begin Dataset records
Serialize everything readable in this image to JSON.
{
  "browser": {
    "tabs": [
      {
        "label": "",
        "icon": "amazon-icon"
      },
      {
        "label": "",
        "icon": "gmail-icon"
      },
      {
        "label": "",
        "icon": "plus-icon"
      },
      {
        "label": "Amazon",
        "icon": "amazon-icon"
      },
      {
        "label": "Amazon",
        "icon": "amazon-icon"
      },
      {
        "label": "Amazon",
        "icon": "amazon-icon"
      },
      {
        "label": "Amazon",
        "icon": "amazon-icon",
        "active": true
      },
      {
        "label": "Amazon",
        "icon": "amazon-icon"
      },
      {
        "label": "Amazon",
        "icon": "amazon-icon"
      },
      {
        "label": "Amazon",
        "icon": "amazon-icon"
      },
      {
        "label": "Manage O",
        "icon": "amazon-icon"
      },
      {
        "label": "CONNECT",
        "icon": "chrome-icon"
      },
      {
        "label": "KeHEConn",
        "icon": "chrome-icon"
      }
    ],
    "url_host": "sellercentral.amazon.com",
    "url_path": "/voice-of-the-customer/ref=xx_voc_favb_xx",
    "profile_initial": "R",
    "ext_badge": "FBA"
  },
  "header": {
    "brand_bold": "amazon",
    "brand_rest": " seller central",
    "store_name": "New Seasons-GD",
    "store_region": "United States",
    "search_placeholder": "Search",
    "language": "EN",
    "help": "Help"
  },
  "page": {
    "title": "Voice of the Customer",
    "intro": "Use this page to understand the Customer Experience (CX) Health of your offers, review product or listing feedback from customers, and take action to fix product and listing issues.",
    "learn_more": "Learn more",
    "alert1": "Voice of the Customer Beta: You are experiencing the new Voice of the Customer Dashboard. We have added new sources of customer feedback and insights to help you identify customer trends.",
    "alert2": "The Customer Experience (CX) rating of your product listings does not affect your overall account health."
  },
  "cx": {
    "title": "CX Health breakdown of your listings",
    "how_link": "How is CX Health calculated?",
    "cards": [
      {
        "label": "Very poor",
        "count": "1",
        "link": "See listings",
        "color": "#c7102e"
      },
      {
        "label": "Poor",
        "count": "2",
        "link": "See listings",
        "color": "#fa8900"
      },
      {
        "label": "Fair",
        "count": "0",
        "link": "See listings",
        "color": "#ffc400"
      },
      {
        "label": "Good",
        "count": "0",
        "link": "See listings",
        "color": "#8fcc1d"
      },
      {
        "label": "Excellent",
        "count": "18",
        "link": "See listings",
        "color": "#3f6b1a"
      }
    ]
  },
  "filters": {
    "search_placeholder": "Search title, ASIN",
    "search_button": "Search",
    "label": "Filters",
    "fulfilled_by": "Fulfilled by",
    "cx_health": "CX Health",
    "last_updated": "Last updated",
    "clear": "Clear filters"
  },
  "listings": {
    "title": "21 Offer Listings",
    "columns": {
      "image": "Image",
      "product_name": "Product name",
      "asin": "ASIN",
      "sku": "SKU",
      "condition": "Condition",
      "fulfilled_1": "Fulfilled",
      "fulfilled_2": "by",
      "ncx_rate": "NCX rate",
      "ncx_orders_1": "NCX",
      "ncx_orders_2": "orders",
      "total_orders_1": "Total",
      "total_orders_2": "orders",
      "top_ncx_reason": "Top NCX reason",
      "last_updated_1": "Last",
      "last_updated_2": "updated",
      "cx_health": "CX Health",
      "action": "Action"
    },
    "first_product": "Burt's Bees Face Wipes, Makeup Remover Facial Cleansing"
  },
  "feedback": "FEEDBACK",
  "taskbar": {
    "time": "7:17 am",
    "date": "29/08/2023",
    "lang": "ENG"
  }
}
end Dataset records
Your task:
Pick out every line above that contains the word "title" and copy it.

Reply to the task:
    "title": "Voice of the Customer",
    "title": "CX Health breakdown of your listings",
    "search_placeholder": "Search title, ASIN",
    "title": "21 Offer Listings",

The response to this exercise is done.